> **REQUIRED TASK**
Check each line of the entries below for the string "tilgan"; copy every line where it appears.

> **STORED ROWS**
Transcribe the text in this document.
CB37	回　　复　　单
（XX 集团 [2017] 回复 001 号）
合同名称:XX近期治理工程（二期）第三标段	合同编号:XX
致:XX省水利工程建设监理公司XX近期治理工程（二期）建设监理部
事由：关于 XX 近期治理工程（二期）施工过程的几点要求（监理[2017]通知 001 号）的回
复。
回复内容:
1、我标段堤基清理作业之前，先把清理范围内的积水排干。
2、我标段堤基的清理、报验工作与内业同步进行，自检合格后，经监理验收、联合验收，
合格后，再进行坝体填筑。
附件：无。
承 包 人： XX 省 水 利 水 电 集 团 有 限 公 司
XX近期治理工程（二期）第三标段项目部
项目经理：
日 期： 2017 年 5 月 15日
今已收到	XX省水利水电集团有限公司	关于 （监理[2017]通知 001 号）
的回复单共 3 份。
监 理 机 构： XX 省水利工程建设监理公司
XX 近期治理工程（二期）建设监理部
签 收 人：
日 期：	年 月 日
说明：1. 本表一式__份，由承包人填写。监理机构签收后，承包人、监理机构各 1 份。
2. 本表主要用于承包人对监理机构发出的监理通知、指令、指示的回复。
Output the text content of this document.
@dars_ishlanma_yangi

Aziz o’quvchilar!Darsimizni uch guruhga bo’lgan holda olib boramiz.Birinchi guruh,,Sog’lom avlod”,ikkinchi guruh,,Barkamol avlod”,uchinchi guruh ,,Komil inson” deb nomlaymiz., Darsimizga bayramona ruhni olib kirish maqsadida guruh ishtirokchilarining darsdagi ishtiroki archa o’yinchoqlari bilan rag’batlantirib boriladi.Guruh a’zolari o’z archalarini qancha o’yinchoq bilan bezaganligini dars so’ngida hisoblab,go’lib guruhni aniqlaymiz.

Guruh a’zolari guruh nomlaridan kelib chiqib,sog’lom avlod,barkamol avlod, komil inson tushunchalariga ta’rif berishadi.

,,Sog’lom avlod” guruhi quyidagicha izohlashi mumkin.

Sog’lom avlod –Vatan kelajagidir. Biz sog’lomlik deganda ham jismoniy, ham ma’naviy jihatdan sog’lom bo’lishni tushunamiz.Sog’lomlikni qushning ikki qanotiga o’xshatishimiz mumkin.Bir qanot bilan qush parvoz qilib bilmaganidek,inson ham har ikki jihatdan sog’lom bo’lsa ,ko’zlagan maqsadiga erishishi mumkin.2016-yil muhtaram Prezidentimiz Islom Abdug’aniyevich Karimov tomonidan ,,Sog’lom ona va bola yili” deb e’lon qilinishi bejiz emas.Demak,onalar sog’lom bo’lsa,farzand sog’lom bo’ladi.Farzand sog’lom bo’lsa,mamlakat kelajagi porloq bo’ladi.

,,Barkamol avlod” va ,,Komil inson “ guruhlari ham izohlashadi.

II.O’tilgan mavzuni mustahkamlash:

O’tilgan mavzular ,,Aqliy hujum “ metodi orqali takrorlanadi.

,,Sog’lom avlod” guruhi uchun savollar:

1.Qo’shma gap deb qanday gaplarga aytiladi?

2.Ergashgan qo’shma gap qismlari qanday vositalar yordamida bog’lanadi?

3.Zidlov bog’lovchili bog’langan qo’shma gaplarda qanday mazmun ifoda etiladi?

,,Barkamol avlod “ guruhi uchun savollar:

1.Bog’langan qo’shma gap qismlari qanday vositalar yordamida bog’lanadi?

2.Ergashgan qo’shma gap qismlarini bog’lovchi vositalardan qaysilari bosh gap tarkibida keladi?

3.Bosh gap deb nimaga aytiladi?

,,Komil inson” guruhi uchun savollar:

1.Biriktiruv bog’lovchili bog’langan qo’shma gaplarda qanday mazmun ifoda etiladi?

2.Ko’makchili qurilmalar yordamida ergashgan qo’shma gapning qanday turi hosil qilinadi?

> **TASK ANSWER**
II.O’tilgan mavzuni mustahkamlash:
O’tilgan mavzular ,,Aqliy hujum “ metodi orqali takrorlanadi.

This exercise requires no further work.